### Exercise task
Return a copy of each line that holds the string "Attention".

(begin)

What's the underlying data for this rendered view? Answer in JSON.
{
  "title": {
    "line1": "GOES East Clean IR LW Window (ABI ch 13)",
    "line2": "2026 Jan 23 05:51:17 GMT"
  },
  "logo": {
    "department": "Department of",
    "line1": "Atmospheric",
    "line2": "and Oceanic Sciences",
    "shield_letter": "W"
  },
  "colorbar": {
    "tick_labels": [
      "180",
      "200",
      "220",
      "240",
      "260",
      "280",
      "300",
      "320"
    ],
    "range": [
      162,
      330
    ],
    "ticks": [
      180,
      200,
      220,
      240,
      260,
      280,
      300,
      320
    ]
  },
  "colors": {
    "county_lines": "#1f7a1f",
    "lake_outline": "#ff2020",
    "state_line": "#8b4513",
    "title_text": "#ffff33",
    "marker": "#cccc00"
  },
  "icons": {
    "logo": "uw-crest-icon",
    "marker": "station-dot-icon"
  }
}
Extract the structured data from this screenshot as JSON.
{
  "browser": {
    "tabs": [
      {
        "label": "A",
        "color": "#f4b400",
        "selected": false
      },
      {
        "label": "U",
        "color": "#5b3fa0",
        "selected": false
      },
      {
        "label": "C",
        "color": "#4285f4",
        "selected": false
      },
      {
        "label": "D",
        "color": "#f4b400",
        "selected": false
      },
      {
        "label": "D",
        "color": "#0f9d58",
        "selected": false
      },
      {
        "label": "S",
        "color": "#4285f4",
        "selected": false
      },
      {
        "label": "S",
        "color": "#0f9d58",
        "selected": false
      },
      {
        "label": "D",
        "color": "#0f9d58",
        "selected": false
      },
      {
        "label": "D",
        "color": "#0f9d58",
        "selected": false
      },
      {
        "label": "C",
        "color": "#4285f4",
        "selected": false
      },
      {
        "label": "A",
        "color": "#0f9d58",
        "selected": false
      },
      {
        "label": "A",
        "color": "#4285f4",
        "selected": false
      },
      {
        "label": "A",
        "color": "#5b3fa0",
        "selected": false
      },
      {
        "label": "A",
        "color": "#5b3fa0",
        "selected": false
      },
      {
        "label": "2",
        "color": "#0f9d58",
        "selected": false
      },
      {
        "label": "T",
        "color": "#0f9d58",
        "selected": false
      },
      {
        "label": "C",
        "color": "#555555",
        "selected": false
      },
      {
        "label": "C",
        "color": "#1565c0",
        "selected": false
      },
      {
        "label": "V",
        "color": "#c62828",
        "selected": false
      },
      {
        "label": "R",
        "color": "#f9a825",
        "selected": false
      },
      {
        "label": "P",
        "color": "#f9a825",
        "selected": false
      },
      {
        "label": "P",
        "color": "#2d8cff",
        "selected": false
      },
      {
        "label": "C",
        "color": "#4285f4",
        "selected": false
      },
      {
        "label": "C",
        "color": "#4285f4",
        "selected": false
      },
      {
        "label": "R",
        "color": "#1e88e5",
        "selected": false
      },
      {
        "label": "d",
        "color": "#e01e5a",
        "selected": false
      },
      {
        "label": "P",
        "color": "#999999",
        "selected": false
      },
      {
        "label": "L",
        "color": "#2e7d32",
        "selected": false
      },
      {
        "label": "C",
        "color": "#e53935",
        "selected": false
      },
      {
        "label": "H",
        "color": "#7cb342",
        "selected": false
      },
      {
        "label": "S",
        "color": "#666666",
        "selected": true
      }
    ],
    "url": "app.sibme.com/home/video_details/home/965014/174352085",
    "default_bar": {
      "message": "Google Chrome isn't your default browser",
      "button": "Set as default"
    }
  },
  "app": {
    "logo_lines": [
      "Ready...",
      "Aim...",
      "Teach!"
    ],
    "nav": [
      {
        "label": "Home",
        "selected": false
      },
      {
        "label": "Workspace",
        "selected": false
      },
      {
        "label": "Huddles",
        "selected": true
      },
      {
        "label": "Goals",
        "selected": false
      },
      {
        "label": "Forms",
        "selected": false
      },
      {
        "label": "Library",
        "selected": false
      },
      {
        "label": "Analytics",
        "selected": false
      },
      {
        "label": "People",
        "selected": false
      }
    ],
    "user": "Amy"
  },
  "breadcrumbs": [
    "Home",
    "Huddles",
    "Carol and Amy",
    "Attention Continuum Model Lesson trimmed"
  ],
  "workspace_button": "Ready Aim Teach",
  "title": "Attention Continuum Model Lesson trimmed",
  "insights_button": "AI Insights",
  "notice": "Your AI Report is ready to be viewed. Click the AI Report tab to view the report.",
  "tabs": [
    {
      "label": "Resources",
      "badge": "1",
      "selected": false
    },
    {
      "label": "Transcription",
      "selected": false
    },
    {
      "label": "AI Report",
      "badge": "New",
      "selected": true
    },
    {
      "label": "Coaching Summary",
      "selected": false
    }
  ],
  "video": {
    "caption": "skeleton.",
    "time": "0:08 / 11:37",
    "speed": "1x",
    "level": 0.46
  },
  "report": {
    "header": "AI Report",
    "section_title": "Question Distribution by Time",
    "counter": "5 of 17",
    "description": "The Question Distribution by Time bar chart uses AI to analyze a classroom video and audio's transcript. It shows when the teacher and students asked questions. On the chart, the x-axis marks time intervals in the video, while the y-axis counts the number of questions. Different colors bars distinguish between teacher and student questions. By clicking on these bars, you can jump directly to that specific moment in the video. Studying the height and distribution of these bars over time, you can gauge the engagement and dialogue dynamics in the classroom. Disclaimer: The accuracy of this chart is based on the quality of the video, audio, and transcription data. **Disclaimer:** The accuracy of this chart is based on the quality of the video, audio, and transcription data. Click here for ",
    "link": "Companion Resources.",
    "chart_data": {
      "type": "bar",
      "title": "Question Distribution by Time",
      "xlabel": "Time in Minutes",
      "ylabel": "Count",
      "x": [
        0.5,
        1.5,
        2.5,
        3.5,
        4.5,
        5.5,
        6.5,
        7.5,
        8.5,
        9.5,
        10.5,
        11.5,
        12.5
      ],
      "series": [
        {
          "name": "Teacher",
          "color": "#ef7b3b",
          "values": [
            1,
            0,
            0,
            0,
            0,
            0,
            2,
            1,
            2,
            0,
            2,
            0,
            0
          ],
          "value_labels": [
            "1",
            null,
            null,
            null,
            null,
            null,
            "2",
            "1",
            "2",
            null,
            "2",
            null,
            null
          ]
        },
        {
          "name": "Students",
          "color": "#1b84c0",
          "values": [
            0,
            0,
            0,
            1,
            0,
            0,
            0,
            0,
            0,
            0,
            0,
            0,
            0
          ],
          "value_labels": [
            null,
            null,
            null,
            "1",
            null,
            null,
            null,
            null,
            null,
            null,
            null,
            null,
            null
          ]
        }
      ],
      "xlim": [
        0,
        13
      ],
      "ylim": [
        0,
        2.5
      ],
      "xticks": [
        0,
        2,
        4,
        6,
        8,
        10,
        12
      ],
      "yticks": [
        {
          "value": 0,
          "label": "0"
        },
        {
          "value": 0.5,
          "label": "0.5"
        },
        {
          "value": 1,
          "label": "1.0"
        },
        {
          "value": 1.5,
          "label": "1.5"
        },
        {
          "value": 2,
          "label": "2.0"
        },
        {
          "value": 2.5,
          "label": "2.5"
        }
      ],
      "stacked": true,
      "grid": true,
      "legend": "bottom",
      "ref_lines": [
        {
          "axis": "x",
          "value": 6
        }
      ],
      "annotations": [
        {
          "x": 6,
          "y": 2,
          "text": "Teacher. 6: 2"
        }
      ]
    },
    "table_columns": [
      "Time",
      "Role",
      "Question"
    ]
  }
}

(end)

### Full response
    "Attention Continuum Model Lesson trimmed"
  "title": "Attention Continuum Model Lesson trimmed",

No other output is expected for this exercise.